Data entries

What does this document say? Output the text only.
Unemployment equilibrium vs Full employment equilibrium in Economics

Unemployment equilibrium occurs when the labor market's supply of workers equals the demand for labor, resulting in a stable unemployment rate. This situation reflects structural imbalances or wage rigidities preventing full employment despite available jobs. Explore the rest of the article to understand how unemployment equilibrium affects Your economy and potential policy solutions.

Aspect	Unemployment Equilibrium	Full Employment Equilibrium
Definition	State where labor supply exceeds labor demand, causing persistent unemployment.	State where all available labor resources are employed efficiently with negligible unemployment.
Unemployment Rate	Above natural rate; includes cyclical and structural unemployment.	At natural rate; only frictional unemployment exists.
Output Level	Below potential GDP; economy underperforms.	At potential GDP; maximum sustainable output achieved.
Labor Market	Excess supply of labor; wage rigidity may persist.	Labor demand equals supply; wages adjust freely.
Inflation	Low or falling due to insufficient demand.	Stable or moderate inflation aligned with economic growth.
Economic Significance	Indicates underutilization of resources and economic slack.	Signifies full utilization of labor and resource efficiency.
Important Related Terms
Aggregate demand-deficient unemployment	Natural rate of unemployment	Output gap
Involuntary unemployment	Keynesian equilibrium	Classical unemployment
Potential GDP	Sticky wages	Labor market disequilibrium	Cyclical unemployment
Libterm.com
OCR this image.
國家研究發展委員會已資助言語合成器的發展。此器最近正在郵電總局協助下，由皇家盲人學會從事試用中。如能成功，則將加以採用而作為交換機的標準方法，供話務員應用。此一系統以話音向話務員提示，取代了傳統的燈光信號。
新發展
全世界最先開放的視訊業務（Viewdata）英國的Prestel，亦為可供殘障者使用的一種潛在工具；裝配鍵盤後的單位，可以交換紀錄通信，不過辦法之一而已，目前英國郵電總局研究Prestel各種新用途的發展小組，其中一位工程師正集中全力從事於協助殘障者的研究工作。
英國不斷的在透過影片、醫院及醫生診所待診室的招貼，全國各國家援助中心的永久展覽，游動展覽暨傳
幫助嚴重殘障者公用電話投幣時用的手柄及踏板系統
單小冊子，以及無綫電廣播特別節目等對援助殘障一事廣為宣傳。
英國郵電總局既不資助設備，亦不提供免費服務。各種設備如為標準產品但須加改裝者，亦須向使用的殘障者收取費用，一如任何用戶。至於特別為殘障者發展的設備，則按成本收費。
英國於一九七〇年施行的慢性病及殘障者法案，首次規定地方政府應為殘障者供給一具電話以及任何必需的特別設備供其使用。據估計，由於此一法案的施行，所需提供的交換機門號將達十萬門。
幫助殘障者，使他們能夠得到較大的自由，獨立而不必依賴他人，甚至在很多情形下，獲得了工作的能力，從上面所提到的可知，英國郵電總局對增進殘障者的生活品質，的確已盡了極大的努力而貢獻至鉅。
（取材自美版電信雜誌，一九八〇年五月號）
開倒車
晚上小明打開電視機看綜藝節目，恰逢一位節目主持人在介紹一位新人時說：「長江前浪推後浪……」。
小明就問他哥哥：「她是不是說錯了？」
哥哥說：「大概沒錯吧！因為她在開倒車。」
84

--

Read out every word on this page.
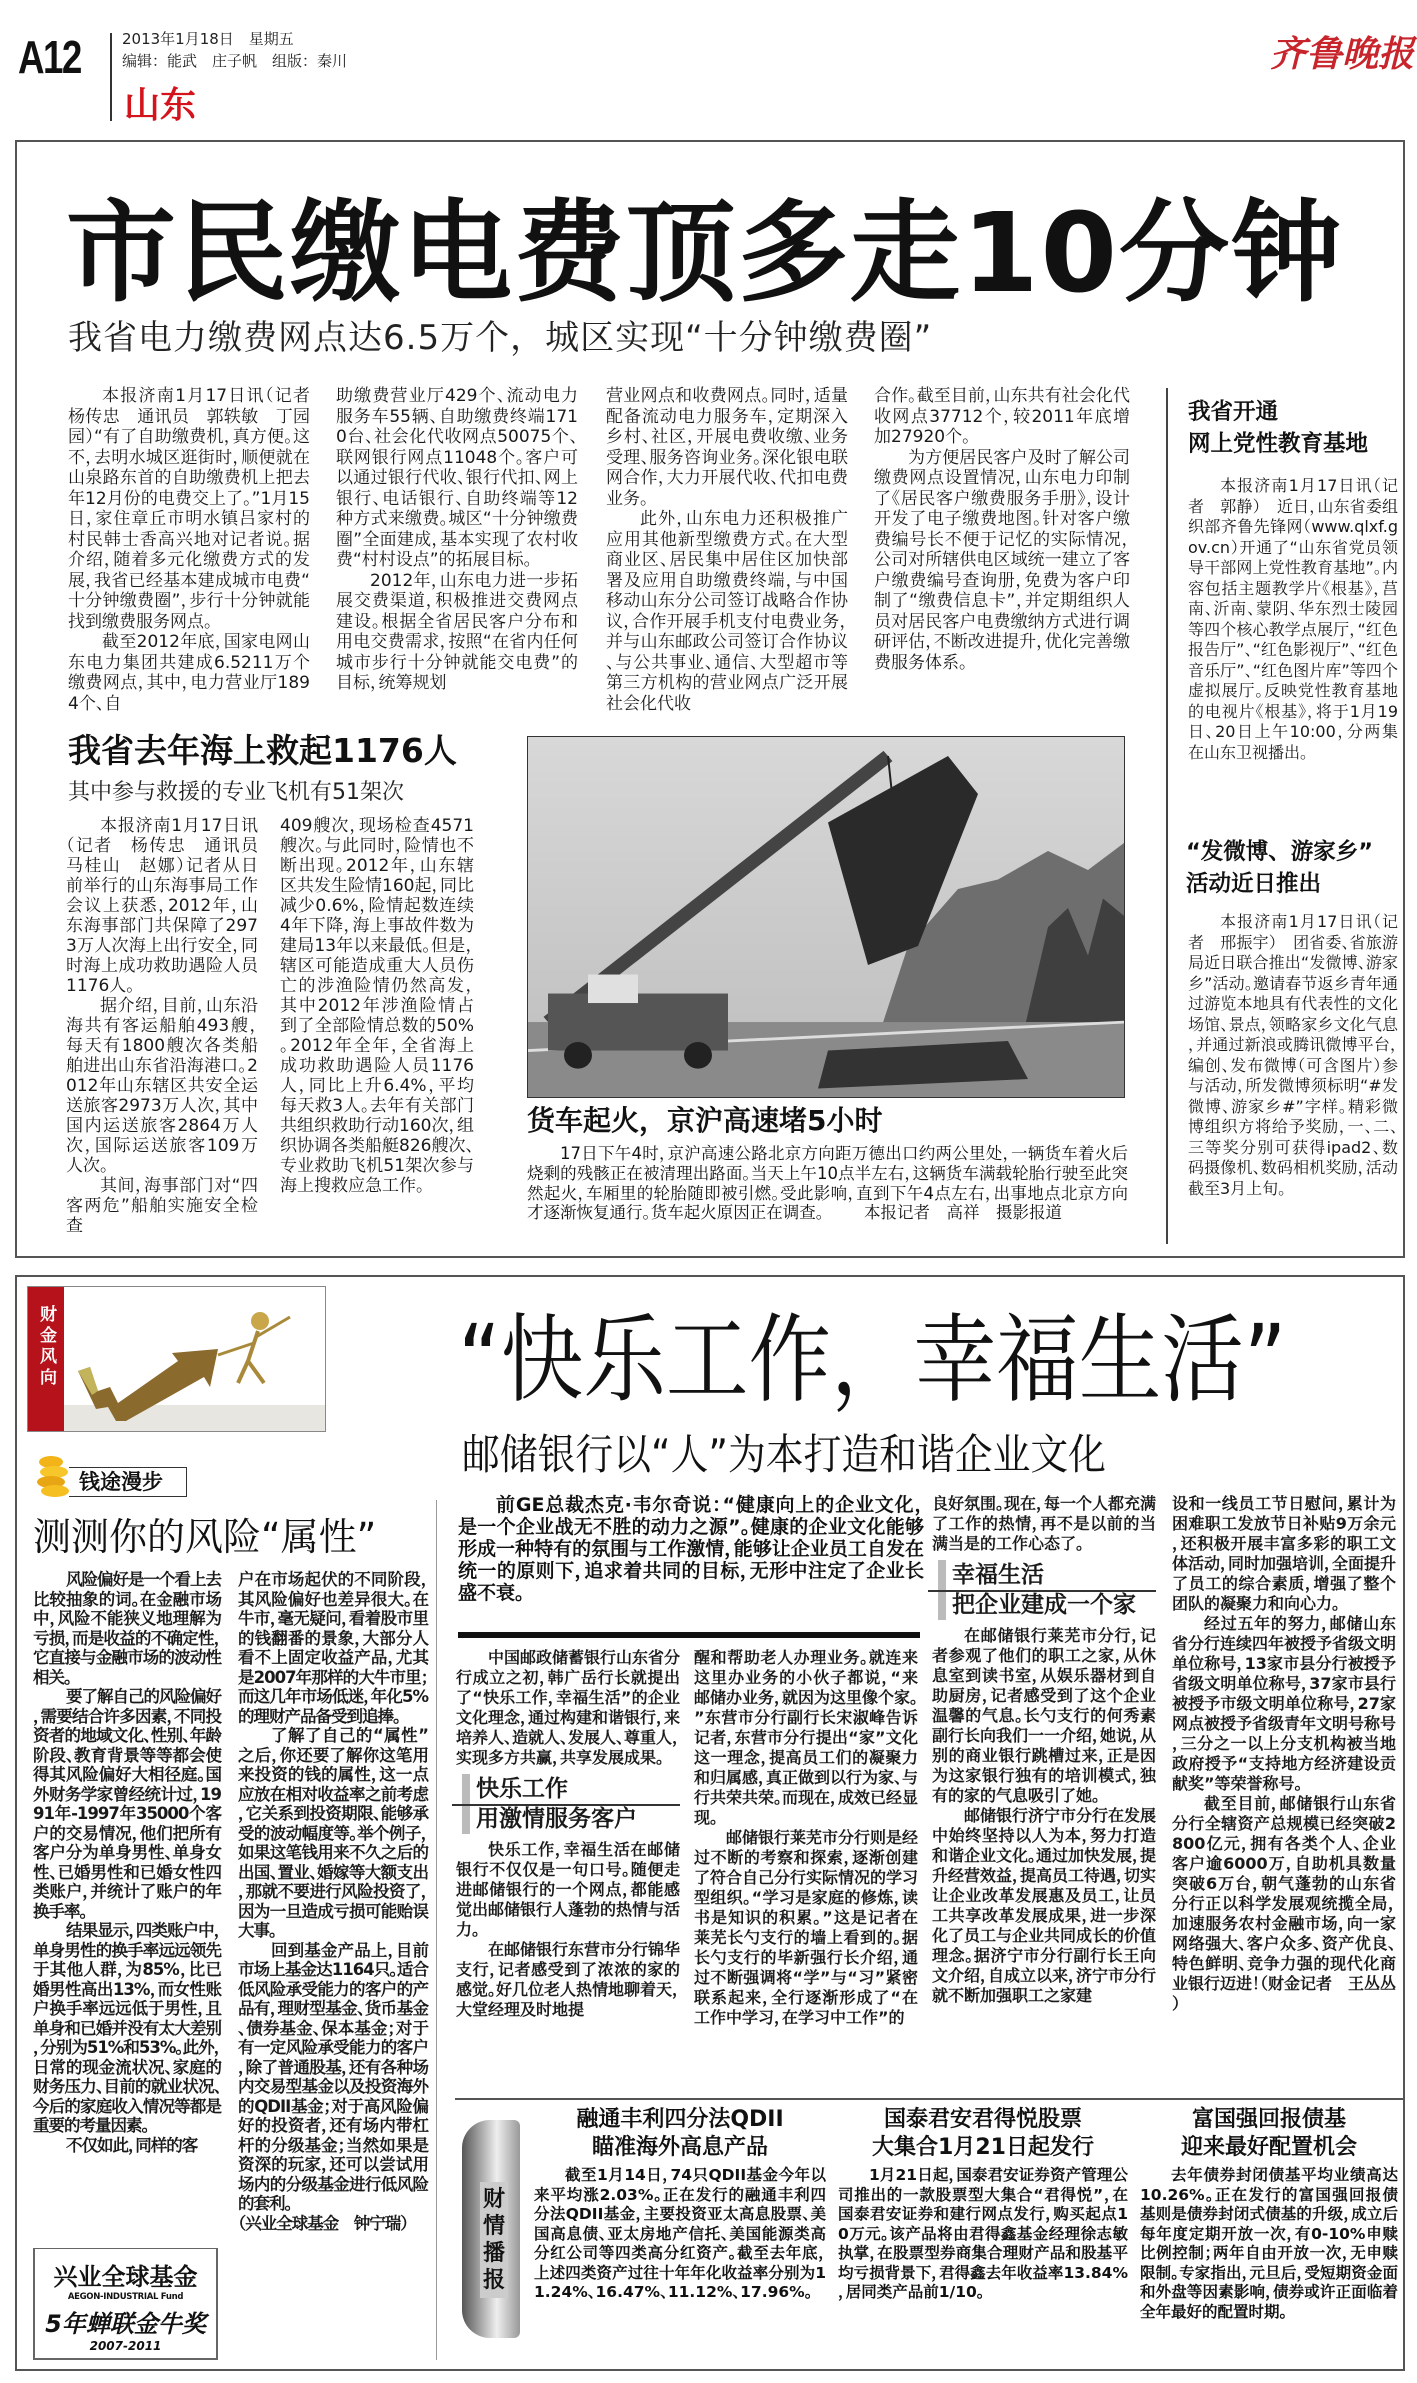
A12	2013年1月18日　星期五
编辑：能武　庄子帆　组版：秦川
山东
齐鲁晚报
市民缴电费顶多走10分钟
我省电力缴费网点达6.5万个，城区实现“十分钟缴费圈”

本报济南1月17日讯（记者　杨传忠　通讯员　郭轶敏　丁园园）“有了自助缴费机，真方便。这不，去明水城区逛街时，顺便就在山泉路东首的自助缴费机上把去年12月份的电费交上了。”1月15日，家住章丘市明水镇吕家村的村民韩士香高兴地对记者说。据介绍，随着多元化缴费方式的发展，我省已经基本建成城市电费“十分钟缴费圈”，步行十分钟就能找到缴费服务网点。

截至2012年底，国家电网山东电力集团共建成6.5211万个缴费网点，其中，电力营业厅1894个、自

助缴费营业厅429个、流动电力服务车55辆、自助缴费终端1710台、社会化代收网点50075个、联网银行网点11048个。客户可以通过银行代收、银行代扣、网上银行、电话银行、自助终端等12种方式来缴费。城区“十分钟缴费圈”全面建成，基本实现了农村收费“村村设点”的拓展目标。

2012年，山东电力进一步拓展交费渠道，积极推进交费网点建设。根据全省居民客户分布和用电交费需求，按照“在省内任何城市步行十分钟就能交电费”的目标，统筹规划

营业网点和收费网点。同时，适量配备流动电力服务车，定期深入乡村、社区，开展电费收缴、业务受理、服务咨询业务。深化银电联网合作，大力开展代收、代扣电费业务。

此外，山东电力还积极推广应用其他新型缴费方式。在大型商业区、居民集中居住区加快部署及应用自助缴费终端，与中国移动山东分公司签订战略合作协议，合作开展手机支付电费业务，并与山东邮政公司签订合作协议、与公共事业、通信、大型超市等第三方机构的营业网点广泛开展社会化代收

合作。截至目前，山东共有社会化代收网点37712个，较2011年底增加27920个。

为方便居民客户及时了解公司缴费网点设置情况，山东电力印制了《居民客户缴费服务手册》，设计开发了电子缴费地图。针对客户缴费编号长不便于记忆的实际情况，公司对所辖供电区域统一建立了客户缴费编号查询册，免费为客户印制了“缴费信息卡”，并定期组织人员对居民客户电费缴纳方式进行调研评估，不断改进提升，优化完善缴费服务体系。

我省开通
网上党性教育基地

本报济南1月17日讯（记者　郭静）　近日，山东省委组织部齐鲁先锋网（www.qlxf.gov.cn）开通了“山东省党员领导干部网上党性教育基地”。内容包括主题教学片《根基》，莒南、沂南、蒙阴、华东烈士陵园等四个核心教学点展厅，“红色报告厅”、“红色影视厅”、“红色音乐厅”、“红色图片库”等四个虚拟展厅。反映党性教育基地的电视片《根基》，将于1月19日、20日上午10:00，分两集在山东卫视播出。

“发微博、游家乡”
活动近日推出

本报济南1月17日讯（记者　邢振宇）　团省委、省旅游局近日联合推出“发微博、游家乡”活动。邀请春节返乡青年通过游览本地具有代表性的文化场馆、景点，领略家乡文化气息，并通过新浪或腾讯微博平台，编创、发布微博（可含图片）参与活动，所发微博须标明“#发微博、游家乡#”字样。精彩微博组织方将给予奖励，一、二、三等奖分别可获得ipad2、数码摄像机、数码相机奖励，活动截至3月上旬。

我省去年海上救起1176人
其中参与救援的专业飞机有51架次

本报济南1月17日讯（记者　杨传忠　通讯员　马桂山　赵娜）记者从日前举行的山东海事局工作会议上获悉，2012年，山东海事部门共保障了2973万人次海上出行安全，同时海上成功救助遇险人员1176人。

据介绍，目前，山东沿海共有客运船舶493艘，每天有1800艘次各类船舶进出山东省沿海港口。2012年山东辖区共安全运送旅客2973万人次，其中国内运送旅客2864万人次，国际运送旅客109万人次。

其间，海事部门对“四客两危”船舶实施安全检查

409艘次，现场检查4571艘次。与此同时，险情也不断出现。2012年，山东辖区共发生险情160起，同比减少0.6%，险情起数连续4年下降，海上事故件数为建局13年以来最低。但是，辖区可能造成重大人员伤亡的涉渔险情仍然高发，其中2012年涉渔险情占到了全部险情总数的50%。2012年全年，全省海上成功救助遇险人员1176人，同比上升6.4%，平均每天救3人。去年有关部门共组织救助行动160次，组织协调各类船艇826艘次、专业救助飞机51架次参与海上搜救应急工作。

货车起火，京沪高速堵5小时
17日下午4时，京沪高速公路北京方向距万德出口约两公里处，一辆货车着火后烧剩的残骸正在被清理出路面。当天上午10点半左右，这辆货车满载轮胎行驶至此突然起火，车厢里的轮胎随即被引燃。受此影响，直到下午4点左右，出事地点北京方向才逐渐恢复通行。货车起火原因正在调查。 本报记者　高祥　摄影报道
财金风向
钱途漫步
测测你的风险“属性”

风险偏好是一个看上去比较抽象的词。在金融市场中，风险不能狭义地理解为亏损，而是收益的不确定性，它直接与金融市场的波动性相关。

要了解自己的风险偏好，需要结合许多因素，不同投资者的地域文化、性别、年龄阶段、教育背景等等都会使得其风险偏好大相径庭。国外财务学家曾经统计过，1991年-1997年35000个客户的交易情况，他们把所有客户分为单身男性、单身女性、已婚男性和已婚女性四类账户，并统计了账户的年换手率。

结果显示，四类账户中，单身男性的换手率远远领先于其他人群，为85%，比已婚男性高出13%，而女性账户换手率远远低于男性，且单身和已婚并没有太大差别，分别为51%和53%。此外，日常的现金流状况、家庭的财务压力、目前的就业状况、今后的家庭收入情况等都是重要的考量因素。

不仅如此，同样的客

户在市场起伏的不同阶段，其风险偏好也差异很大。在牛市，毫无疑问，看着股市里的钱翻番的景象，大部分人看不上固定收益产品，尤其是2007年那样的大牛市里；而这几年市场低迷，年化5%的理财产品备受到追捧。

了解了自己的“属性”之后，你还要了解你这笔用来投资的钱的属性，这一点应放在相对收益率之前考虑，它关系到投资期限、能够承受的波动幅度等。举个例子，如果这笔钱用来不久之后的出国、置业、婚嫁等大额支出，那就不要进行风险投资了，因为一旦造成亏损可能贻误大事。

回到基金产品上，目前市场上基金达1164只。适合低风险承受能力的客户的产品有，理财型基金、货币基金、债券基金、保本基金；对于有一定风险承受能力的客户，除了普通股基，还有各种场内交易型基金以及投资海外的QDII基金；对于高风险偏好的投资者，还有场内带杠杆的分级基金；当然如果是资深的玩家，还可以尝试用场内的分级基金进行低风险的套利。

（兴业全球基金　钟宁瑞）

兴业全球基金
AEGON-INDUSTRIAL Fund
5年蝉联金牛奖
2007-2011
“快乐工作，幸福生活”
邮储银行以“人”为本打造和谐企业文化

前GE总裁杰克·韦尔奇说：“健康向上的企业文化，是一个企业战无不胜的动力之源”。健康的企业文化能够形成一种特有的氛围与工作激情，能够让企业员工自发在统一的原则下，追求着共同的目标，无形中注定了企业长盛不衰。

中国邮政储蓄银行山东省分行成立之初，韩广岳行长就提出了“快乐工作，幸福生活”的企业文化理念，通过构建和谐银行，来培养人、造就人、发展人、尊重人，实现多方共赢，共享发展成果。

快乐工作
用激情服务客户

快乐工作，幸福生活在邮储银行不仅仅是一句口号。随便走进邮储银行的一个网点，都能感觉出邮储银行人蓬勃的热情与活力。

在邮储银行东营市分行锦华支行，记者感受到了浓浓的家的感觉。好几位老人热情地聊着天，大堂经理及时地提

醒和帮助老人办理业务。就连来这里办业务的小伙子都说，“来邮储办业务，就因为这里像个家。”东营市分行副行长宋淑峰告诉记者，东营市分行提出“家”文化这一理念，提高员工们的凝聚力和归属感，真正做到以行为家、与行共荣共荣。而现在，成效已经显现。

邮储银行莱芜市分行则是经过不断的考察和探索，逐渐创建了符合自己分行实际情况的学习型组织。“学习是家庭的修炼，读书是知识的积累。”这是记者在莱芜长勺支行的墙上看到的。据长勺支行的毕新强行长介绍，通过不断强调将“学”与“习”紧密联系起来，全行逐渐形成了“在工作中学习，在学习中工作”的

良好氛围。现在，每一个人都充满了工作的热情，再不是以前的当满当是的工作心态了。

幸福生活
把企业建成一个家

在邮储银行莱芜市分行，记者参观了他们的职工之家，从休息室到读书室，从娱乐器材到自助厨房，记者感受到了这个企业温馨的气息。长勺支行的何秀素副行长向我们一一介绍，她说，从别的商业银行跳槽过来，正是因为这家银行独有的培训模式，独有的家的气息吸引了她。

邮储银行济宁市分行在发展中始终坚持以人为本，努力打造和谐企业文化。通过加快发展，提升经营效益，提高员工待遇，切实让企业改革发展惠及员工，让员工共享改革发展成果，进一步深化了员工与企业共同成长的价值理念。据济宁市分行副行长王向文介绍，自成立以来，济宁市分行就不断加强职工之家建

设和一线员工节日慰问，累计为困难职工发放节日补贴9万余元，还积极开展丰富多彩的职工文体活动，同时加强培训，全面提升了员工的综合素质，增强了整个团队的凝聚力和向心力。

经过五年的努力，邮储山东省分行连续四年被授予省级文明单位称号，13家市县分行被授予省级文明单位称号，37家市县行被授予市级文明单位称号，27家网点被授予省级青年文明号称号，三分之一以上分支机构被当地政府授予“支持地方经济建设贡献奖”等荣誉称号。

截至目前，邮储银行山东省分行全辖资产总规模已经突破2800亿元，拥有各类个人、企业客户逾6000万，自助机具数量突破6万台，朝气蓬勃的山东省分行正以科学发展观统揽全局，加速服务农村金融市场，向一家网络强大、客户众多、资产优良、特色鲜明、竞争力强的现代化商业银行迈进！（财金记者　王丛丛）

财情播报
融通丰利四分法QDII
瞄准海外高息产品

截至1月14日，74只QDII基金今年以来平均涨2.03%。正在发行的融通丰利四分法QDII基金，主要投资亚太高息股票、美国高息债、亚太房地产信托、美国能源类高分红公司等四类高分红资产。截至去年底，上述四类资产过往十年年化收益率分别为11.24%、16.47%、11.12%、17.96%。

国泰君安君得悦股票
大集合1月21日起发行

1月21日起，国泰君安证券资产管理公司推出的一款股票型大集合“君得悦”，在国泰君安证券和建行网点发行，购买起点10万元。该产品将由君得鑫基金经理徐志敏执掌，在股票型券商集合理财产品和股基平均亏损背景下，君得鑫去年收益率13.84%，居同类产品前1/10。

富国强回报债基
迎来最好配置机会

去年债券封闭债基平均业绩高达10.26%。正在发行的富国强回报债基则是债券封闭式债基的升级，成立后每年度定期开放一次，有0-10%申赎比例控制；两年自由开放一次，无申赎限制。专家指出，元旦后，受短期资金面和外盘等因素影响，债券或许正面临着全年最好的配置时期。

> [What you have to do] Every line that holds the string "demand" should be returned.

> [Result below]
Unemployment equilibrium occurs when the labor market's supply of workers equals the demand for labor, resulting in a stable unemployment rate. This situation reflects structural imbalances or wage rigidities preventing full employment despite available jobs. Explore the rest of the article to understand how unemployment equilibrium affects Your economy and potential policy solutions.
Definition	State where labor supply exceeds labor demand, causing persistent unemployment.	State where all available labor resources are employed efficiently with negligible unemployment.
Labor Market	Excess supply of labor; wage rigidity may persist.	Labor demand equals supply; wages adjust freely.
Inflation	Low or falling due to insufficient demand.	Stable or moderate inflation aligned with economic growth.
Aggregate demand-deficient unemployment	Natural rate of unemployment	Output gap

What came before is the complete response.